Repeat the listing exactly as given, omitting every image.

----

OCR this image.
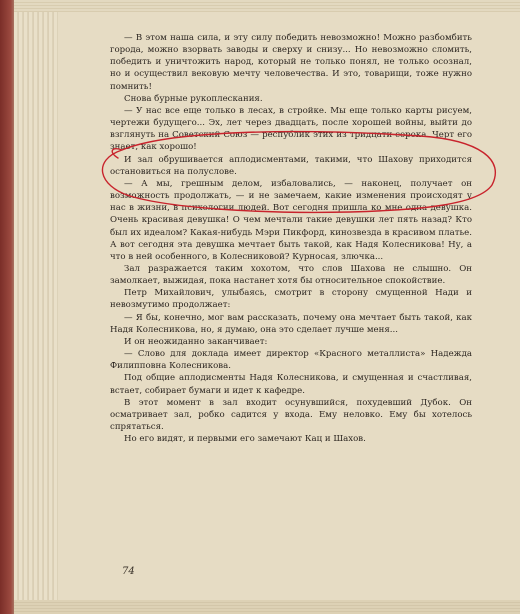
— В этом наша сила, и эту силу победить невозможно! Можно разбомбить города, можно взорвать заводы и сверху и снизу... Но невозможно сломить, победить и уничтожить народ, который не только понял, не только осознал, но и осуществил вековую мечту человечества. И это, товарищи, тоже нужно помнить!

Снова бурные рукоплескания.

— У нас все еще только в лесах, в стройке. Мы еще только карты рисуем, чертежи будущего... Эх, лет через двадцать, после хорошей войны, выйти до взглянуть на Советский Союз — республик этих из тридцати-сорока. Черт его знает, как хорошо!

И зал обрушивается аплодисментами, такими, что Шахову приходится остановиться на полуслове.

— А мы, грешным делом, избаловались, — наконец, получает он возможность продолжать, — и не замечаем, какие изменения происходят у нас в жизни, в психологии людей. Вот сегодня пришла ко мне одна девушка. Очень красивая девушка! О чем мечтали такие девушки лет пять назад? Кто был их идеалом? Какая-нибудь Мэри Пикфорд, кинозвезда в красивом платье. А вот сегодня эта девушка мечтает быть такой, как Надя Колесникова! Ну, а что в ней особенного, в Колесниковой? Курносая, злючка...

Зал разражается таким хохотом, что слов Шахова не слышно. Он замолкает, выжидая, пока настанет хотя бы относительное спокойствие.

Петр Михайлович, улыбаясь, смотрит в сторону смущенной Нади и невозмутимо продолжает:

— Я бы, конечно, мог вам рассказать, почему она мечтает быть такой, как Надя Колесникова, но, я думаю, она это сделает лучше меня...

И он неожиданно заканчивает:

— Слово для доклада имеет директор «Красного металлиста» Надежда Филипповна Колесникова.

Под общие аплодисменты Надя Колесникова, и смущенная и счастливая, встает, собирает бумаги и идет к кафедре.

В этот момент в зал входит осунувшийся, похудевший Дубок. Он осматривает зал, робко садится у входа. Ему неловко. Ему бы хотелось спрятаться.

Но его видят, и первыми его замечают Кац и Шахов.

74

----

## Exercise result
OCR this image.
— В этом наша сила, и эту силу победить невозможно! Можно разбомбить города, можно взорвать заводы и сверху и снизу... Но невозможно сломить, победить и уничтожить народ, который не только понял, не только осознал, но и осуществил вековую мечту человечества. И это, товарищи, тоже нужно помнить!

Снова бурные рукоплескания.

— У нас все еще только в лесах, в стройке. Мы еще только карты рисуем, чертежи будущего... Эх, лет через двадцать, после хорошей войны, выйти до взглянуть на Советский Союз — республик этих из тридцати-сорока. Черт его знает, как хорошо!

И зал обрушивается аплодисментами, такими, что Шахову приходится остановиться на полуслове.

— А мы, грешным делом, избаловались, — наконец, получает он возможность продолжать, — и не замечаем, какие изменения происходят у нас в жизни, в психологии людей. Вот сегодня пришла ко мне одна девушка. Очень красивая девушка! О чем мечтали такие девушки лет пять назад? Кто был их идеалом? Какая-нибудь Мэри Пикфорд, кинозвезда в красивом платье. А вот сегодня эта девушка мечтает быть такой, как Надя Колесникова! Ну, а что в ней особенного, в Колесниковой? Курносая, злючка...

Зал разражается таким хохотом, что слов Шахова не слышно. Он замолкает, выжидая, пока настанет хотя бы относительное спокойствие.

Петр Михайлович, улыбаясь, смотрит в сторону смущенной Нади и невозмутимо продолжает:

— Я бы, конечно, мог вам рассказать, почему она мечтает быть такой, как Надя Колесникова, но, я думаю, она это сделает лучше меня...

И он неожиданно заканчивает:

— Слово для доклада имеет директор «Красного металлиста» Надежда Филипповна Колесникова.

Под общие аплодисменты Надя Колесникова, и смущенная и счастливая, встает, собирает бумаги и идет к кафедре.

В этот момент в зал входит осунувшийся, похудевший Дубок. Он осматривает зал, робко садится у входа. Ему неловко. Ему бы хотелось спрятаться.

Но его видят, и первыми его замечают Кац и Шахов.

74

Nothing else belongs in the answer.